_GOAL OF THE EXERCISE:_ Check every line below for the word "resting" and show those that hold it.
- Opening Delimiter -
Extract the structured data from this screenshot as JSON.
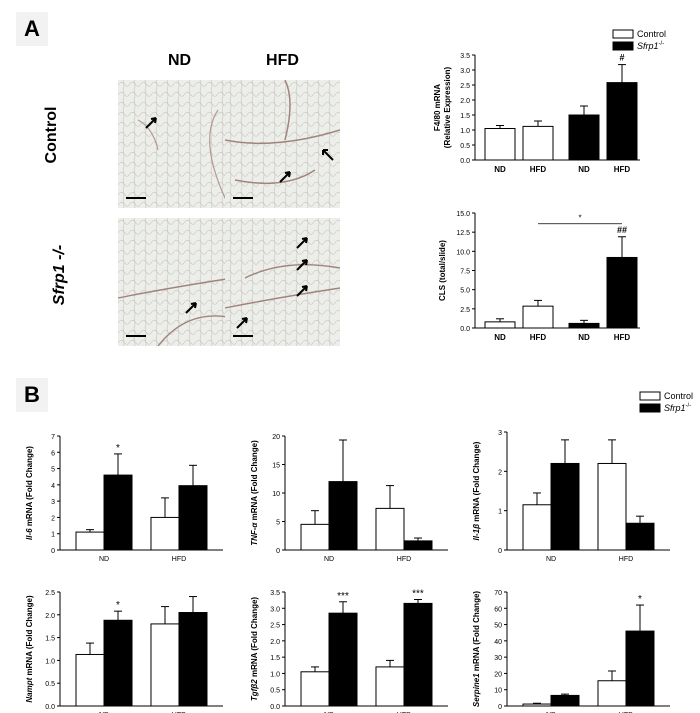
{
  "panelA": {
    "letter": "A",
    "col_headers": [
      "ND",
      "HFD"
    ],
    "row_headers": [
      "Control",
      "Sfrp1 -/-"
    ]
  },
  "panelB": {
    "letter": "B"
  },
  "legend": {
    "control": "Control",
    "sfrp1": "Sfrp1",
    "sfrp1_sup": "-/-"
  },
  "colors": {
    "control": "#ffffff",
    "sfrp1": "#000000"
  },
  "chart_data": [
    {
      "id": "f480",
      "type": "bar",
      "ylabel": [
        "F4/80 mRNA",
        "(Relative Expression)"
      ],
      "ylim": [
        0,
        3.5
      ],
      "yticks": [
        "0.0",
        "0.5",
        "1.0",
        "1.5",
        "2.0",
        "2.5",
        "3.0",
        "3.5"
      ],
      "bars": [
        {
          "label": "ND",
          "group": "control",
          "value": 1.05,
          "err": 0.1
        },
        {
          "label": "HFD",
          "group": "control",
          "value": 1.12,
          "err": 0.18
        },
        {
          "label": "ND",
          "group": "sfrp1",
          "value": 1.5,
          "err": 0.3
        },
        {
          "label": "HFD",
          "group": "sfrp1",
          "value": 2.58,
          "err": 0.6
        }
      ],
      "annotations": [
        {
          "bar": 3,
          "text": "#"
        }
      ]
    },
    {
      "id": "cls",
      "type": "bar",
      "ylabel": [
        "CLS (total/slide)"
      ],
      "ylim": [
        0,
        15
      ],
      "yticks": [
        "0.0",
        "2.5",
        "5.0",
        "7.5",
        "10.0",
        "12.5",
        "15.0"
      ],
      "bars": [
        {
          "label": "ND",
          "group": "control",
          "value": 0.8,
          "err": 0.4
        },
        {
          "label": "HFD",
          "group": "control",
          "value": 2.85,
          "err": 0.75
        },
        {
          "label": "ND",
          "group": "sfrp1",
          "value": 0.6,
          "err": 0.4
        },
        {
          "label": "HFD",
          "group": "sfrp1",
          "value": 9.2,
          "err": 2.7
        }
      ],
      "annotations": [
        {
          "bar": 3,
          "text": "##"
        }
      ],
      "bracket": {
        "from": 1,
        "to": 3,
        "y": 13.6,
        "text": "*"
      }
    },
    {
      "id": "il6",
      "type": "bar",
      "italic": "Il-6",
      "rest": " mRNA (Fold Change)",
      "ylim": [
        0,
        7
      ],
      "yticks": [
        "0",
        "1",
        "2",
        "3",
        "4",
        "5",
        "6",
        "7"
      ],
      "categories": [
        "ND",
        "HFD"
      ],
      "series": [
        {
          "name": "Control",
          "values": [
            1.1,
            2.0
          ],
          "err": [
            0.15,
            1.2
          ]
        },
        {
          "name": "Sfrp1",
          "values": [
            4.6,
            3.95
          ],
          "err": [
            1.3,
            1.25
          ]
        }
      ],
      "annotations": [
        {
          "cat": 0,
          "series": 1,
          "text": "*"
        }
      ]
    },
    {
      "id": "tnfa",
      "type": "bar",
      "italic": "TNF-α",
      "rest": " mRNA (Fold Change)",
      "ylim": [
        0,
        20
      ],
      "yticks": [
        "0",
        "5",
        "10",
        "15",
        "20"
      ],
      "categories": [
        "ND",
        "HFD"
      ],
      "series": [
        {
          "name": "Control",
          "values": [
            4.5,
            7.3
          ],
          "err": [
            2.4,
            4.0
          ]
        },
        {
          "name": "Sfrp1",
          "values": [
            12.0,
            1.6
          ],
          "err": [
            7.3,
            0.5
          ]
        }
      ],
      "annotations": []
    },
    {
      "id": "il1b",
      "type": "bar",
      "italic": "Il-1β",
      "rest": " mRNA (Fold Change)",
      "ylim": [
        0,
        3
      ],
      "yticks": [
        "0",
        "1",
        "2",
        "3"
      ],
      "categories": [
        "ND",
        "HFD"
      ],
      "series": [
        {
          "name": "Control",
          "values": [
            1.15,
            2.2
          ],
          "err": [
            0.3,
            0.6
          ]
        },
        {
          "name": "Sfrp1",
          "values": [
            2.2,
            0.68
          ],
          "err": [
            0.6,
            0.18
          ]
        }
      ],
      "annotations": []
    },
    {
      "id": "nampt",
      "type": "bar",
      "italic": "Nampt",
      "rest": " mRNA (Fold Change)",
      "ylim": [
        0,
        2.5
      ],
      "yticks": [
        "0.0",
        "0.5",
        "1.0",
        "1.5",
        "2.0",
        "2.5"
      ],
      "categories": [
        "ND",
        "HFD"
      ],
      "series": [
        {
          "name": "Control",
          "values": [
            1.13,
            1.8
          ],
          "err": [
            0.25,
            0.38
          ]
        },
        {
          "name": "Sfrp1",
          "values": [
            1.88,
            2.05
          ],
          "err": [
            0.2,
            0.35
          ]
        }
      ],
      "annotations": [
        {
          "cat": 0,
          "series": 1,
          "text": "*"
        }
      ]
    },
    {
      "id": "tgfb2",
      "type": "bar",
      "italic": "Tgfβ2",
      "rest": " mRNA (Fold Change)",
      "ylim": [
        0,
        3.5
      ],
      "yticks": [
        "0.0",
        "0.5",
        "1.0",
        "1.5",
        "2.0",
        "2.5",
        "3.0",
        "3.5"
      ],
      "categories": [
        "ND",
        "HFD"
      ],
      "series": [
        {
          "name": "Control",
          "values": [
            1.05,
            1.2
          ],
          "err": [
            0.15,
            0.2
          ]
        },
        {
          "name": "Sfrp1",
          "values": [
            2.85,
            3.15
          ],
          "err": [
            0.35,
            0.12
          ]
        }
      ],
      "annotations": [
        {
          "cat": 0,
          "series": 1,
          "text": "***"
        },
        {
          "cat": 1,
          "series": 1,
          "text": "***"
        }
      ]
    },
    {
      "id": "serpine1",
      "type": "bar",
      "italic": "Serpine1",
      "rest": " mRNA (Fold Change)",
      "ylim": [
        0,
        70
      ],
      "yticks": [
        "0",
        "10",
        "20",
        "30",
        "40",
        "50",
        "60",
        "70"
      ],
      "categories": [
        "ND",
        "HFD"
      ],
      "series": [
        {
          "name": "Control",
          "values": [
            1.2,
            15.5
          ],
          "err": [
            0.5,
            6.0
          ]
        },
        {
          "name": "Sfrp1",
          "values": [
            6.5,
            46.0
          ],
          "err": [
            0.8,
            16.0
          ]
        }
      ],
      "annotations": [
        {
          "cat": 1,
          "series": 1,
          "text": "*"
        }
      ]
    }
  ]
}
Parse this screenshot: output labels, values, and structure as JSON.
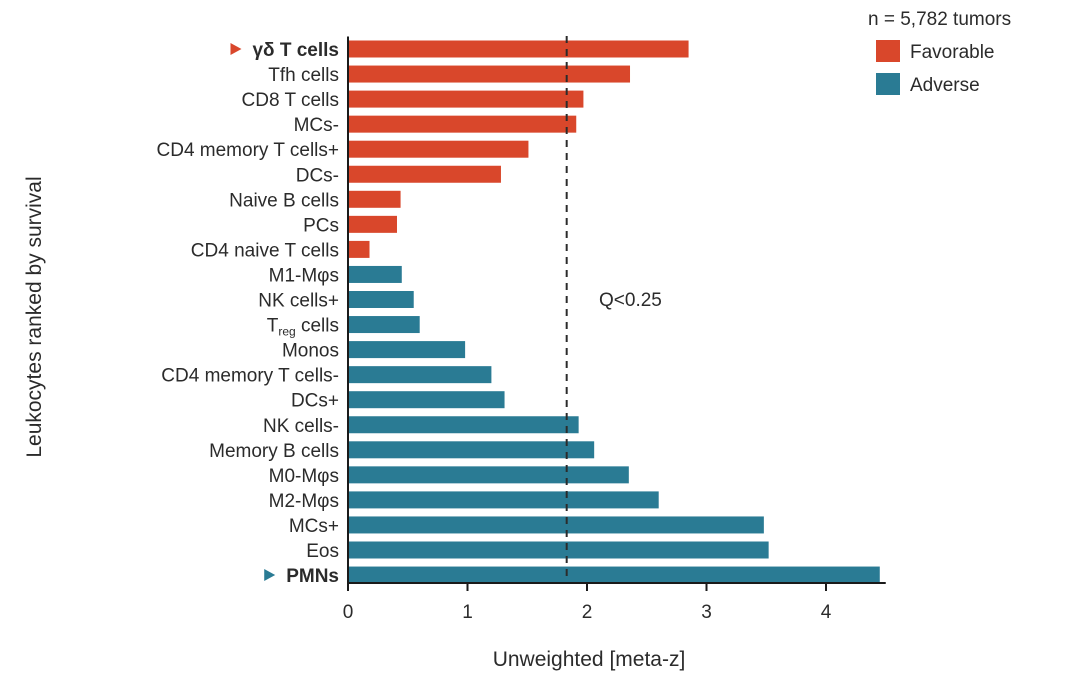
{
  "chart_data": {
    "type": "bar",
    "orientation": "horizontal",
    "xlabel": "Unweighted [meta-z]",
    "ylabel": "Leukocytes ranked by survival",
    "xlim": [
      0,
      4.5
    ],
    "xticks": [
      0,
      1,
      2,
      3,
      4
    ],
    "grid": false,
    "legend": {
      "placement": "top-right",
      "title": "n = 5,782 tumors",
      "entries": [
        {
          "label": "Favorable",
          "color": "#d9472b"
        },
        {
          "label": "Adverse",
          "color": "#2a7b94"
        }
      ]
    },
    "threshold": {
      "x": 1.83,
      "label": "Q<0.25",
      "style": "dashed"
    },
    "colors": {
      "favorable": "#d9472b",
      "adverse": "#2a7b94",
      "axis": "#1a1a1a",
      "text": "#2b2b2b"
    },
    "bars": [
      {
        "label": "γδ T cells",
        "value": 2.85,
        "group": "favorable",
        "highlight": true
      },
      {
        "label": "Tfh cells",
        "value": 2.36,
        "group": "favorable"
      },
      {
        "label": "CD8 T cells",
        "value": 1.97,
        "group": "favorable"
      },
      {
        "label": "MCs-",
        "value": 1.91,
        "group": "favorable"
      },
      {
        "label": "CD4 memory T cells+",
        "value": 1.51,
        "group": "favorable"
      },
      {
        "label": "DCs-",
        "value": 1.28,
        "group": "favorable"
      },
      {
        "label": "Naive B cells",
        "value": 0.44,
        "group": "favorable"
      },
      {
        "label": "PCs",
        "value": 0.41,
        "group": "favorable"
      },
      {
        "label": "CD4 naive T cells",
        "value": 0.18,
        "group": "favorable"
      },
      {
        "label": "M1-Mφs",
        "value": 0.45,
        "group": "adverse"
      },
      {
        "label": "NK cells+",
        "value": 0.55,
        "group": "adverse"
      },
      {
        "label": "T",
        "sub": "reg",
        "tail": " cells",
        "value": 0.6,
        "group": "adverse"
      },
      {
        "label": "Monos",
        "value": 0.98,
        "group": "adverse"
      },
      {
        "label": "CD4 memory T cells-",
        "value": 1.2,
        "group": "adverse"
      },
      {
        "label": "DCs+",
        "value": 1.31,
        "group": "adverse"
      },
      {
        "label": "NK cells-",
        "value": 1.93,
        "group": "adverse"
      },
      {
        "label": "Memory B cells",
        "value": 2.06,
        "group": "adverse"
      },
      {
        "label": "M0-Mφs",
        "value": 2.35,
        "group": "adverse"
      },
      {
        "label": "M2-Mφs",
        "value": 2.6,
        "group": "adverse"
      },
      {
        "label": "MCs+",
        "value": 3.48,
        "group": "adverse"
      },
      {
        "label": "Eos",
        "value": 3.52,
        "group": "adverse"
      },
      {
        "label": "PMNs",
        "value": 4.45,
        "group": "adverse",
        "highlight": true
      }
    ]
  }
}
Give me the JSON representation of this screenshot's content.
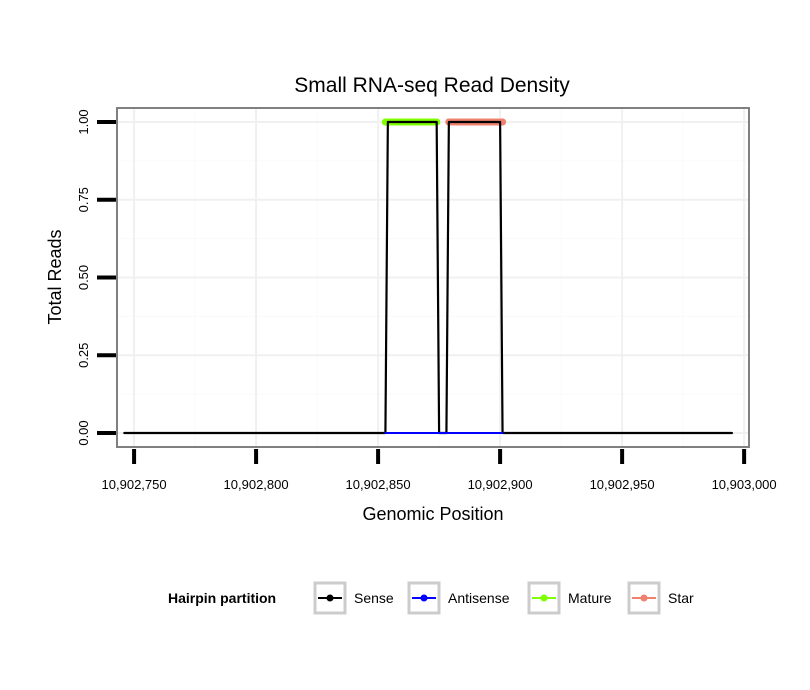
{
  "chart_data": {
    "type": "line",
    "title": "Small RNA-seq Read Density",
    "xlabel": "Genomic Position",
    "ylabel": "Total Reads",
    "xlim": [
      10902743,
      10903002
    ],
    "ylim": [
      -0.045,
      1.045
    ],
    "x_ticks": [
      10902750,
      10902800,
      10902850,
      10902900,
      10902950,
      10903000
    ],
    "x_tick_labels": [
      "10,902,750",
      "10,902,800",
      "10,902,850",
      "10,902,900",
      "10,902,950",
      "10,903,000"
    ],
    "y_ticks": [
      0,
      0.25,
      0.5,
      0.75,
      1.0
    ],
    "y_tick_labels": [
      "0.00",
      "0.25",
      "0.50",
      "0.75",
      "1.00"
    ],
    "grid": true,
    "series": [
      {
        "name": "Sense",
        "color": "#000000",
        "points": [
          [
            10902746,
            0
          ],
          [
            10902853,
            0
          ],
          [
            10902854,
            1
          ],
          [
            10902874,
            1
          ],
          [
            10902875,
            0
          ],
          [
            10902878,
            0
          ],
          [
            10902879,
            1
          ],
          [
            10902900,
            1
          ],
          [
            10902901,
            0
          ],
          [
            10902995,
            0
          ]
        ]
      },
      {
        "name": "Antisense",
        "color": "#0000ff",
        "points": [
          [
            10902853,
            0
          ],
          [
            10902901,
            0
          ]
        ]
      },
      {
        "name": "Mature",
        "color": "#7fff00",
        "points": [
          [
            10902853,
            1
          ],
          [
            10902874,
            1
          ]
        ]
      },
      {
        "name": "Star",
        "color": "#f08070",
        "points": [
          [
            10902879,
            1
          ],
          [
            10902901,
            1
          ]
        ]
      }
    ],
    "legend": {
      "title": "Hairpin partition",
      "position": "bottom",
      "entries": [
        "Sense",
        "Antisense",
        "Mature",
        "Star"
      ]
    }
  }
}
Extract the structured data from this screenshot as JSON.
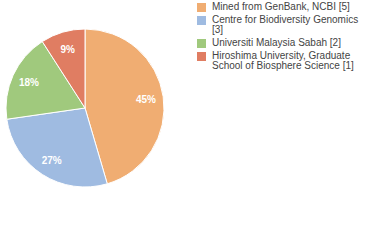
{
  "chart_data": {
    "type": "pie",
    "categories": [
      "Mined from GenBank, NCBI [5]",
      "Centre for Biodiversity Genomics [3]",
      "Universiti Malaysia Sabah [2]",
      "Hiroshima University, Graduate School of Biosphere Science [1]"
    ],
    "values": [
      45,
      27,
      18,
      9
    ],
    "value_labels": [
      "45%",
      "27%",
      "18%",
      "9%"
    ],
    "colors": [
      "#f0ad72",
      "#9fbbe1",
      "#a0c97d",
      "#e07d62"
    ],
    "data_labels": true,
    "legend": "right"
  }
}
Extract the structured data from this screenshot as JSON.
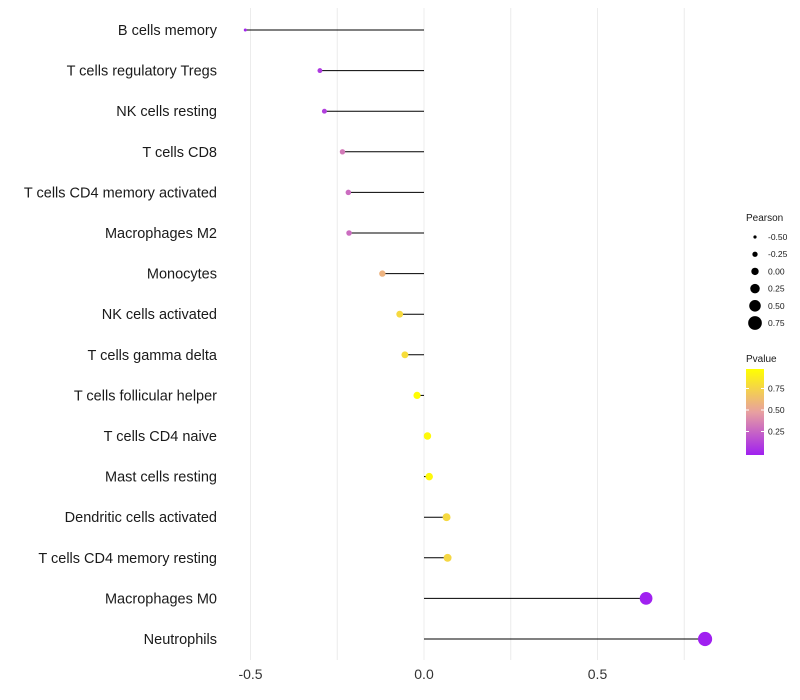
{
  "chart_data": {
    "type": "lollipop",
    "x_axis": {
      "ticks": [
        -0.5,
        0.0,
        0.5
      ],
      "tick_labels": [
        "-0.5",
        "0.0",
        "0.5"
      ],
      "xlim": [
        -0.65,
        0.83
      ]
    },
    "grid": "vertical",
    "categories": [
      "B cells memory",
      "T cells regulatory  Tregs",
      "NK cells resting",
      "T cells CD8",
      "T cells CD4 memory activated",
      "Macrophages M2",
      "Monocytes",
      "NK cells activated",
      "T cells gamma delta",
      "T cells follicular helper",
      "T cells CD4 naive",
      "Mast cells resting",
      "Dendritic cells activated",
      "T cells CD4 memory resting",
      "Macrophages M0",
      "Neutrophils"
    ],
    "pearson": [
      -0.515,
      -0.3,
      -0.287,
      -0.235,
      -0.218,
      -0.216,
      -0.12,
      -0.07,
      -0.055,
      -0.02,
      0.01,
      0.015,
      0.065,
      0.068,
      0.64,
      0.81
    ],
    "pvalue": [
      0.02,
      0.1,
      0.12,
      0.35,
      0.3,
      0.3,
      0.6,
      0.8,
      0.82,
      0.99,
      0.97,
      0.97,
      0.8,
      0.79,
      0.003,
      0.001
    ],
    "legend_size": {
      "title": "Pearson",
      "values": [
        -0.5,
        -0.25,
        0.0,
        0.25,
        0.5,
        0.75
      ],
      "labels": [
        "-0.50",
        "-0.25",
        "0.00",
        "0.25",
        "0.50",
        "0.75"
      ]
    },
    "legend_color": {
      "title": "Pvalue",
      "ticks": [
        0.75,
        0.5,
        0.25
      ],
      "labels": [
        "0.75",
        "0.50",
        "0.25"
      ],
      "range": [
        0.0,
        1.0
      ],
      "low_color": "#a020f0",
      "mid_color": "#e8a0a0",
      "high_color": "#ffff00"
    },
    "segment_color": "#000000",
    "grid_color": "#ececec"
  }
}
- Closing Delimiter -
_ANSWER SPACE:_
      "NK cells resting",
      "Mast cells resting",
      "T cells CD4 memory resting",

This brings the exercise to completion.